The listing beneath should be written out in full, exactly as shown.

━━━ Exercise material ━━━

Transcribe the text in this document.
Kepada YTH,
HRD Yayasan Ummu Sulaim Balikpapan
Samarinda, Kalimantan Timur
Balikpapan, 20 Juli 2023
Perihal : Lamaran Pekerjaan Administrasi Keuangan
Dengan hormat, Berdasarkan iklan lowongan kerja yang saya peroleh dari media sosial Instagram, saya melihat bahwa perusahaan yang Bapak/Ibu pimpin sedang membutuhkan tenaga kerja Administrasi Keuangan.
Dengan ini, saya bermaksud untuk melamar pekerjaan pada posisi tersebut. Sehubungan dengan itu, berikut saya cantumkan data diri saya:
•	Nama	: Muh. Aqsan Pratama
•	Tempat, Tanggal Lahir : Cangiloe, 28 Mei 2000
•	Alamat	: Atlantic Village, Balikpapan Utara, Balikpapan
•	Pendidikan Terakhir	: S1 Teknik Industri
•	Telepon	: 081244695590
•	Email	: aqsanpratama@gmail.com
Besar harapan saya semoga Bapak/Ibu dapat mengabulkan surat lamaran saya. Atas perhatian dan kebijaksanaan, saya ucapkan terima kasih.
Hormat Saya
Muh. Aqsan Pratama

━━━

Result of the task:
Transcribe the text in this document.
Kepada YTH,
HRD Yayasan Ummu Sulaim Balikpapan
Samarinda, Kalimantan Timur
Balikpapan, 20 Juli 2023
Perihal : Lamaran Pekerjaan Administrasi Keuangan
Dengan hormat, Berdasarkan iklan lowongan kerja yang saya peroleh dari media sosial Instagram, saya melihat bahwa perusahaan yang Bapak/Ibu pimpin sedang membutuhkan tenaga kerja Administrasi Keuangan.
Dengan ini, saya bermaksud untuk melamar pekerjaan pada posisi tersebut. Sehubungan dengan itu, berikut saya cantumkan data diri saya:
•	Nama	: Muh. Aqsan Pratama
•	Tempat, Tanggal Lahir : Cangiloe, 28 Mei 2000
•	Alamat	: Atlantic Village, Balikpapan Utara, Balikpapan
•	Pendidikan Terakhir	: S1 Teknik Industri
•	Telepon	: 081244695590
•	Email	: aqsanpratama@gmail.com
Besar harapan saya semoga Bapak/Ibu dapat mengabulkan surat lamaran saya. Atas perhatian dan kebijaksanaan, saya ucapkan terima kasih.
Hormat Saya
Muh. Aqsan Pratama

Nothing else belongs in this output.